Write out the records below once more, exactly as they stand.
=== SUPPLIED MATERIAL ===
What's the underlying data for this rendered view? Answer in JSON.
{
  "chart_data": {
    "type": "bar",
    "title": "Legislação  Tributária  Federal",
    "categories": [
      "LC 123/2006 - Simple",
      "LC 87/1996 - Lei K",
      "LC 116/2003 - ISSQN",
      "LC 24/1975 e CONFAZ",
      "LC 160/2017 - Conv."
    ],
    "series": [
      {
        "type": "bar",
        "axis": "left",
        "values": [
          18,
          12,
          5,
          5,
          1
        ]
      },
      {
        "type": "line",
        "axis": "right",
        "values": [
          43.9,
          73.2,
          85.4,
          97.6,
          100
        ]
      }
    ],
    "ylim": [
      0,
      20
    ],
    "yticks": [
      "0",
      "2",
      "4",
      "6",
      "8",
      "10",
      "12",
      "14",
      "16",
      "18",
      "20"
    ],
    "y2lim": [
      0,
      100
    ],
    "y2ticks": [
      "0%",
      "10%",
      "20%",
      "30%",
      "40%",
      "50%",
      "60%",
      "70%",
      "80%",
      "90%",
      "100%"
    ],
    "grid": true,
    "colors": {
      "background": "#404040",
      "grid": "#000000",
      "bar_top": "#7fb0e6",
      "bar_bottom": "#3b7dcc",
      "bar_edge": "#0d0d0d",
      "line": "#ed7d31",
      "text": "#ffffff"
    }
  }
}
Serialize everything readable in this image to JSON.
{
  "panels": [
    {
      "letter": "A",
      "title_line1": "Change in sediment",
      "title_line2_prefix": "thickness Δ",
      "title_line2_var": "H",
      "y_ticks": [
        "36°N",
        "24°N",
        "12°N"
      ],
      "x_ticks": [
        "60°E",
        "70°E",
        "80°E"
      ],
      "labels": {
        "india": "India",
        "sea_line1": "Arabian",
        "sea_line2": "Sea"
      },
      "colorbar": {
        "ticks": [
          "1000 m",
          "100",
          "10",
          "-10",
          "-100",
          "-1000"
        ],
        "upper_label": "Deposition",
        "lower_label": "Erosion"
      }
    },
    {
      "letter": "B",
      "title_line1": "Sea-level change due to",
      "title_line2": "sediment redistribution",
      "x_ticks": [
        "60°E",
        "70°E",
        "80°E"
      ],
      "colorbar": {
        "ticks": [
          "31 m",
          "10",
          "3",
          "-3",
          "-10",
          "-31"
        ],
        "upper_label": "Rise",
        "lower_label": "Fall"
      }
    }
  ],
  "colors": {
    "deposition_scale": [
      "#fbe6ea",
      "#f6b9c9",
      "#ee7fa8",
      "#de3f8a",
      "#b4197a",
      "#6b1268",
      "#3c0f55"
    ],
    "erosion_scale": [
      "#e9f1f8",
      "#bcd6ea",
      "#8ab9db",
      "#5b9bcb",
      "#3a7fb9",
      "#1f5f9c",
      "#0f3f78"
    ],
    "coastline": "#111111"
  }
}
===
● EXERCISE RESULT
What's the underlying data for this rendered view? Answer in JSON.
{
  "chart_data": {
    "type": "bar",
    "title": "Legislação  Tributária  Federal",
    "categories": [
      "LC 123/2006 - Simple",
      "LC 87/1996 - Lei K",
      "LC 116/2003 - ISSQN",
      "LC 24/1975 e CONFAZ",
      "LC 160/2017 - Conv."
    ],
    "series": [
      {
        "type": "bar",
        "axis": "left",
        "values": [
          18,
          12,
          5,
          5,
          1
        ]
      },
      {
        "type": "line",
        "axis": "right",
        "values": [
          43.9,
          73.2,
          85.4,
          97.6,
          100
        ]
      }
    ],
    "ylim": [
      0,
      20
    ],
    "yticks": [
      "0",
      "2",
      "4",
      "6",
      "8",
      "10",
      "12",
      "14",
      "16",
      "18",
      "20"
    ],
    "y2lim": [
      0,
      100
    ],
    "y2ticks": [
      "0%",
      "10%",
      "20%",
      "30%",
      "40%",
      "50%",
      "60%",
      "70%",
      "80%",
      "90%",
      "100%"
    ],
    "grid": true,
    "colors": {
      "background": "#404040",
      "grid": "#000000",
      "bar_top": "#7fb0e6",
      "bar_bottom": "#3b7dcc",
      "bar_edge": "#0d0d0d",
      "line": "#ed7d31",
      "text": "#ffffff"
    }
  }
}
Serialize everything readable in this image to JSON.
{
  "panels": [
    {
      "letter": "A",
      "title_line1": "Change in sediment",
      "title_line2_prefix": "thickness Δ",
      "title_line2_var": "H",
      "y_ticks": [
        "36°N",
        "24°N",
        "12°N"
      ],
      "x_ticks": [
        "60°E",
        "70°E",
        "80°E"
      ],
      "labels": {
        "india": "India",
        "sea_line1": "Arabian",
        "sea_line2": "Sea"
      },
      "colorbar": {
        "ticks": [
          "1000 m",
          "100",
          "10",
          "-10",
          "-100",
          "-1000"
        ],
        "upper_label": "Deposition",
        "lower_label": "Erosion"
      }
    },
    {
      "letter": "B",
      "title_line1": "Sea-level change due to",
      "title_line2": "sediment redistribution",
      "x_ticks": [
        "60°E",
        "70°E",
        "80°E"
      ],
      "colorbar": {
        "ticks": [
          "31 m",
          "10",
          "3",
          "-3",
          "-10",
          "-31"
        ],
        "upper_label": "Rise",
        "lower_label": "Fall"
      }
    }
  ],
  "colors": {
    "deposition_scale": [
      "#fbe6ea",
      "#f6b9c9",
      "#ee7fa8",
      "#de3f8a",
      "#b4197a",
      "#6b1268",
      "#3c0f55"
    ],
    "erosion_scale": [
      "#e9f1f8",
      "#bcd6ea",
      "#8ab9db",
      "#5b9bcb",
      "#3a7fb9",
      "#1f5f9c",
      "#0f3f78"
    ],
    "coastline": "#111111"
  }
}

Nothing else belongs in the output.